— begin —

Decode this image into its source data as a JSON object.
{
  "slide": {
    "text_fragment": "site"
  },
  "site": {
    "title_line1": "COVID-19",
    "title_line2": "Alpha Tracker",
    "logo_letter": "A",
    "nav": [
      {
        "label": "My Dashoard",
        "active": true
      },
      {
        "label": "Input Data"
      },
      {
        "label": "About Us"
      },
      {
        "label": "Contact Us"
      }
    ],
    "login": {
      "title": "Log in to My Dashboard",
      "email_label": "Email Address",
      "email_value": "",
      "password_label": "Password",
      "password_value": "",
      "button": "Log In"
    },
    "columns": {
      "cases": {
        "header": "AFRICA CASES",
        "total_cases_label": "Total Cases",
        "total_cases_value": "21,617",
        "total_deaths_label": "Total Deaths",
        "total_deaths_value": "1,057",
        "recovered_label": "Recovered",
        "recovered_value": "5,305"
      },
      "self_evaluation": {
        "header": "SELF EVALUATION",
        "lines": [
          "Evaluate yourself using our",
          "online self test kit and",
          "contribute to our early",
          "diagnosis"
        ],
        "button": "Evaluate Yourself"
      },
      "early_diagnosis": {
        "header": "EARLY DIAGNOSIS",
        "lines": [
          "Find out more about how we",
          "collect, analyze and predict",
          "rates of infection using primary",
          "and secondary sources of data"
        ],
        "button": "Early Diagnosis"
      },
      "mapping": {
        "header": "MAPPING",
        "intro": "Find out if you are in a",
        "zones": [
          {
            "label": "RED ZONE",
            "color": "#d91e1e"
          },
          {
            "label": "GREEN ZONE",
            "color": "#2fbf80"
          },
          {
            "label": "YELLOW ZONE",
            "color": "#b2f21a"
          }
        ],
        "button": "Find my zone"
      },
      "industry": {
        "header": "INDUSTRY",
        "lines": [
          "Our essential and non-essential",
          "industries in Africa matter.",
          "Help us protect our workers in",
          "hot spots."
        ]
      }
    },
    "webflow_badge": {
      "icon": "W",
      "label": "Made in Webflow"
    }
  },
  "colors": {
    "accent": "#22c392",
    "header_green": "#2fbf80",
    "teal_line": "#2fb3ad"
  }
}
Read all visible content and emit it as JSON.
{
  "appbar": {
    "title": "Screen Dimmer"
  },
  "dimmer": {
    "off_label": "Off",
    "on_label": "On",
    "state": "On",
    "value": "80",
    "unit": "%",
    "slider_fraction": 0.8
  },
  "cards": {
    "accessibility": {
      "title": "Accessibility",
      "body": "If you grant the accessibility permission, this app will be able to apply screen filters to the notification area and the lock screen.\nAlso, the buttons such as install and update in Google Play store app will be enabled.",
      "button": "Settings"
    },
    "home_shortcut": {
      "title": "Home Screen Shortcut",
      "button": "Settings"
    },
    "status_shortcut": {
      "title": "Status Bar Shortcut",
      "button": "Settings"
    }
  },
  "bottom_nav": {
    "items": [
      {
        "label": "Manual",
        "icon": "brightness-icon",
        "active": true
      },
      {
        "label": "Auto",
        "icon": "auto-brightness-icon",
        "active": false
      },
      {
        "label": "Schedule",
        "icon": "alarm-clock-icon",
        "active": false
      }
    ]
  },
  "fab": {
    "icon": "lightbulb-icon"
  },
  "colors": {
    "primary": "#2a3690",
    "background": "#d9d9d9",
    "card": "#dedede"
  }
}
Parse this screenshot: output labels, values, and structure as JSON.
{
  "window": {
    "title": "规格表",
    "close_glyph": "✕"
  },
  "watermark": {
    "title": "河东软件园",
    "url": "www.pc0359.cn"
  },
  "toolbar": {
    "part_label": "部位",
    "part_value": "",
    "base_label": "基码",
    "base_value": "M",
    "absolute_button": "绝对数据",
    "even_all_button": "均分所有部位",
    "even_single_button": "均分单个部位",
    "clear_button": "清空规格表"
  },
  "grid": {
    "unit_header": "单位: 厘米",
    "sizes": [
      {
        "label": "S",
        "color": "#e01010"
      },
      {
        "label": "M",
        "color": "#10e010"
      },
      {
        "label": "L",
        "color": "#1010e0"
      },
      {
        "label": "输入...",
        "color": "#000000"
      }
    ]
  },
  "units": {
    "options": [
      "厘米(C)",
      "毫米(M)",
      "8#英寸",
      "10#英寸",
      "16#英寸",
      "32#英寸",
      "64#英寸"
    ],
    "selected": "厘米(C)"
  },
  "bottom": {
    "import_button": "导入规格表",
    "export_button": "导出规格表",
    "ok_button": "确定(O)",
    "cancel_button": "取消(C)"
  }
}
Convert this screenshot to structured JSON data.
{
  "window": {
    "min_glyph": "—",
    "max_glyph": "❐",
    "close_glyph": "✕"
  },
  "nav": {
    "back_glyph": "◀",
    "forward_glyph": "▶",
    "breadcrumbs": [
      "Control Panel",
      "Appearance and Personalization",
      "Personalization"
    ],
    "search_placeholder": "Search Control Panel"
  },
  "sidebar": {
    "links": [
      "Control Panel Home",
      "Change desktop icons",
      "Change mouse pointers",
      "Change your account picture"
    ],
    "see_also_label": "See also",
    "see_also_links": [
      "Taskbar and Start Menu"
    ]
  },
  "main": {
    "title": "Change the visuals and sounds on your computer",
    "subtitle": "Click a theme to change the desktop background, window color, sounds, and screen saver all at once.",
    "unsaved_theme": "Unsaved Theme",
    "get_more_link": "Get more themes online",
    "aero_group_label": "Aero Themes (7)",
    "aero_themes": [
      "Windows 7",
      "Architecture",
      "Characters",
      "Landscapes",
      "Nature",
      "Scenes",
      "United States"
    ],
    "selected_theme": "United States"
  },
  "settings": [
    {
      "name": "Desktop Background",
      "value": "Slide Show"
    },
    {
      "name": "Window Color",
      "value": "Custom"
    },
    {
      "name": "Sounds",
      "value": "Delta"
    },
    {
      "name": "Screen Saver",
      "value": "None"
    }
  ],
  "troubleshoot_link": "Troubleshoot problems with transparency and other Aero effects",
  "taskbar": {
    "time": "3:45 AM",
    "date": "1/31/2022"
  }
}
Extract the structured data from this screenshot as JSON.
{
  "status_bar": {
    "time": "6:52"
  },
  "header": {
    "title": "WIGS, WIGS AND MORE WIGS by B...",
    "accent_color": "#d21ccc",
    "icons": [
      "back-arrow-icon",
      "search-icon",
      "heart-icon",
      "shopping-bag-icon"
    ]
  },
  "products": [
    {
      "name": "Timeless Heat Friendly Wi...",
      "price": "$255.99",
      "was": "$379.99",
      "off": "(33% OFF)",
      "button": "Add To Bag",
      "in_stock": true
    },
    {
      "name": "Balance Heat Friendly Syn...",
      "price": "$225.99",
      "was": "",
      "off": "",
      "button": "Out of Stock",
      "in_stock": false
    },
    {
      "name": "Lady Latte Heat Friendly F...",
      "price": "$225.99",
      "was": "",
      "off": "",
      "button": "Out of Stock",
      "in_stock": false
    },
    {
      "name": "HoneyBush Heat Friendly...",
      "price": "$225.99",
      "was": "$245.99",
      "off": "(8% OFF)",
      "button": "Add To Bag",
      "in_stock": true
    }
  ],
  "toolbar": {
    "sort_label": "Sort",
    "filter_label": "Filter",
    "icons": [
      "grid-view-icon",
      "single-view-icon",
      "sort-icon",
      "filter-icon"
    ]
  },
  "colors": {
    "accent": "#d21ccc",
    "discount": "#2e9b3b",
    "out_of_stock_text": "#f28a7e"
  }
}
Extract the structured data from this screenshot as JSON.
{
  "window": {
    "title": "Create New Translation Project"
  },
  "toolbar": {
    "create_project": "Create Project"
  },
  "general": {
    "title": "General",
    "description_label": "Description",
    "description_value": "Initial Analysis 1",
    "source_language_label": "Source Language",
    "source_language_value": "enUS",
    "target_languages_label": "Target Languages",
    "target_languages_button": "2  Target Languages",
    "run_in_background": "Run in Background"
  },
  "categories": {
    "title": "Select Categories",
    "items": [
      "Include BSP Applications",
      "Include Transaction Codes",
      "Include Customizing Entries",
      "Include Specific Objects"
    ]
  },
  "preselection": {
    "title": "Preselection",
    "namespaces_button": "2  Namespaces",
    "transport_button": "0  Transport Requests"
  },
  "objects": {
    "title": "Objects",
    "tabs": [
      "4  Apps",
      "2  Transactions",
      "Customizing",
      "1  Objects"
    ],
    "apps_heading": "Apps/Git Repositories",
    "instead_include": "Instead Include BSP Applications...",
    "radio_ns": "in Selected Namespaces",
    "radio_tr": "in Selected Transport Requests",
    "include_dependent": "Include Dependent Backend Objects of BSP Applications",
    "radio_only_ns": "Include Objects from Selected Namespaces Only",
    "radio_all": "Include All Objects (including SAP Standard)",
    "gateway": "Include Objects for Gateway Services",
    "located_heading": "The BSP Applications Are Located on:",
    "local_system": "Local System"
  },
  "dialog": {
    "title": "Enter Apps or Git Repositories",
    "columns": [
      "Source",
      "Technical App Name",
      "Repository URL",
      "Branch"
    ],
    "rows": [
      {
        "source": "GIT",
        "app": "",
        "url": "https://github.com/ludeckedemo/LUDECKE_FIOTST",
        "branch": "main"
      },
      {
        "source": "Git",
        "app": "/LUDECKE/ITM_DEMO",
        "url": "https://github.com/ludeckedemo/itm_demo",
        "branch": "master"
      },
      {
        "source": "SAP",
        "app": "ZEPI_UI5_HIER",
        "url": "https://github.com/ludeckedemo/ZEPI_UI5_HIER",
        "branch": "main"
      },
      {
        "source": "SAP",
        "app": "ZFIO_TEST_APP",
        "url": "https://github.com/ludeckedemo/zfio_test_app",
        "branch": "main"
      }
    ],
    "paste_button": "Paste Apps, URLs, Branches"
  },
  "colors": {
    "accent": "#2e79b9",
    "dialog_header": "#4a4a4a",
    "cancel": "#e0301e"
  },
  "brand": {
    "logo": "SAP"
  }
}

— end —

Out of the material above, gather each line where "Repositories" appears.

• Worked answer:
    "apps_heading": "Apps/Git Repositories",
    "title": "Enter Apps or Git Repositories",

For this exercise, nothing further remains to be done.